**Work required**
Produce a word-for-word copy of the listing below without its pictures.

**Information supplied**
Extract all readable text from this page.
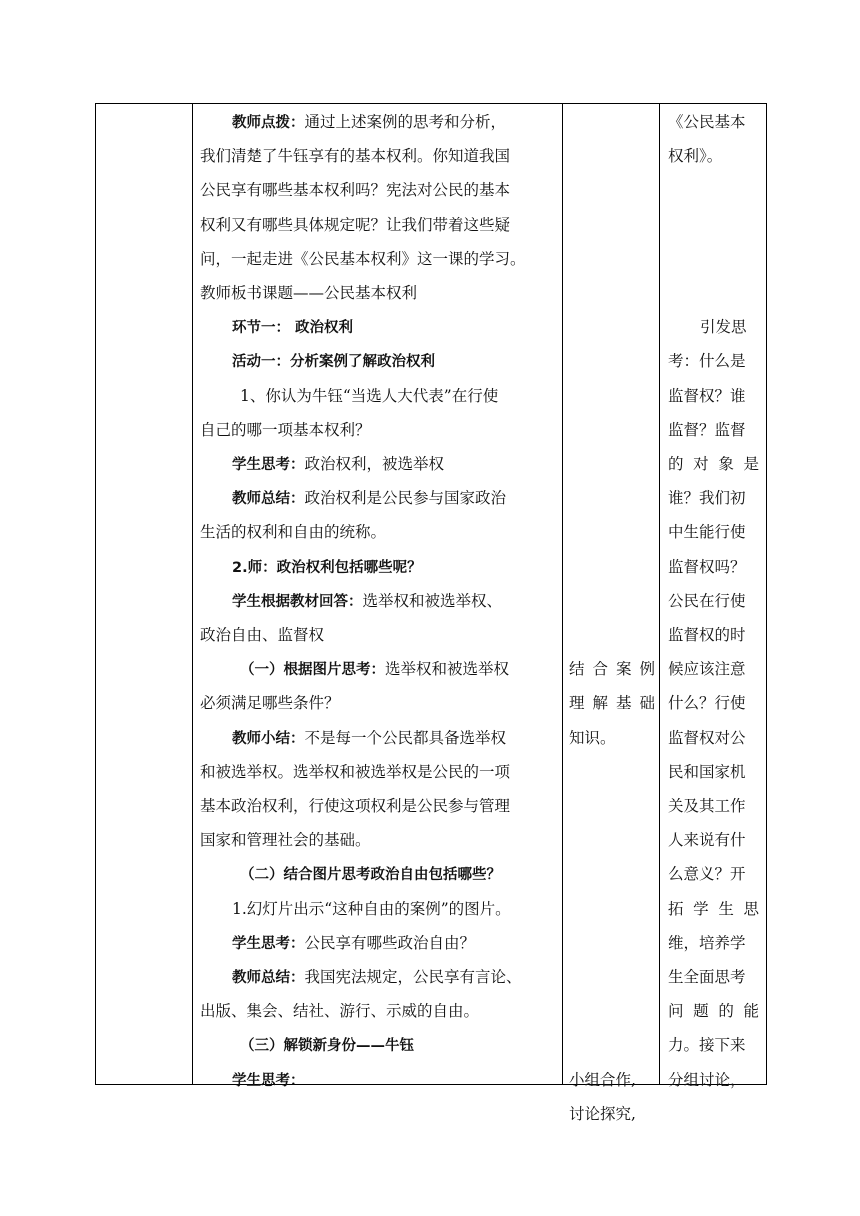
教师点拨：通过上述案例的思考和分析，
我们清楚了牛钰享有的基本权利。你知道我国
公民享有哪些基本权利吗？宪法对公民的基本
权利又有哪些具体规定呢？让我们带着这些疑
问，一起走进《公民基本权利》这一课的学习。
教师板书课题——公民基本权利
环节一： 政治权利
活动一：分析案例了解政治权利
1、你认为牛钰“当选人大代表”在行使
自己的哪一项基本权利？
学生思考：政治权利，被选举权
教师总结：政治权利是公民参与国家政治
生活的权利和自由的统称。
2.师：政治权利包括哪些呢？
学生根据教材回答：选举权和被选举权、
政治自由、监督权
（一）根据图片思考：选举权和被选举权
必须满足哪些条件？
教师小结：不是每一个公民都具备选举权
和被选举权。选举权和被选举权是公民的一项
基本政治权利，行使这项权利是公民参与管理
国家和管理社会的基础。
（二）结合图片思考政治自由包括哪些？
1.幻灯片出示“这种自由的案例”的图片。
学生思考：公民享有哪些政治自由？
教师总结：我国宪法规定，公民享有言论、
出版、集会、结社、游行、示威的自由。
（三）解锁新身份——牛钰
学生思考：
结 合 案 例
理 解 基 础
知识。
小组合作,
讨论探究,
《公民基本
权利》。
引发思
考：什么是
监督权？谁
监督？监督
的 对 象 是
谁？我们初
中生能行使
监督权吗？
公民在行使
监督权的时
候应该注意
什么？行使
监督权对公
民和国家机
关及其工作
人来说有什
么意义？开
拓 学 生 思
维，培养学
生全面思考
问 题 的 能
力。接下来
分组讨论，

**Solution for this task**
Extract all readable text from this page.
教师点拨：通过上述案例的思考和分析，
我们清楚了牛钰享有的基本权利。你知道我国
公民享有哪些基本权利吗？宪法对公民的基本
权利又有哪些具体规定呢？让我们带着这些疑
问，一起走进《公民基本权利》这一课的学习。
教师板书课题——公民基本权利
环节一： 政治权利
活动一：分析案例了解政治权利
1、你认为牛钰“当选人大代表”在行使
自己的哪一项基本权利？
学生思考：政治权利，被选举权
教师总结：政治权利是公民参与国家政治
生活的权利和自由的统称。
2.师：政治权利包括哪些呢？
学生根据教材回答：选举权和被选举权、
政治自由、监督权
（一）根据图片思考：选举权和被选举权
必须满足哪些条件？
教师小结：不是每一个公民都具备选举权
和被选举权。选举权和被选举权是公民的一项
基本政治权利，行使这项权利是公民参与管理
国家和管理社会的基础。
（二）结合图片思考政治自由包括哪些？
1.幻灯片出示“这种自由的案例”的图片。
学生思考：公民享有哪些政治自由？
教师总结：我国宪法规定，公民享有言论、
出版、集会、结社、游行、示威的自由。
（三）解锁新身份——牛钰
学生思考：
结 合 案 例
理 解 基 础
知识。
小组合作,
讨论探究,
《公民基本
权利》。
引发思
考：什么是
监督权？谁
监督？监督
的 对 象 是
谁？我们初
中生能行使
监督权吗？
公民在行使
监督权的时
候应该注意
什么？行使
监督权对公
民和国家机
关及其工作
人来说有什
么意义？开
拓 学 生 思
维，培养学
生全面思考
问 题 的 能
力。接下来
分组讨论，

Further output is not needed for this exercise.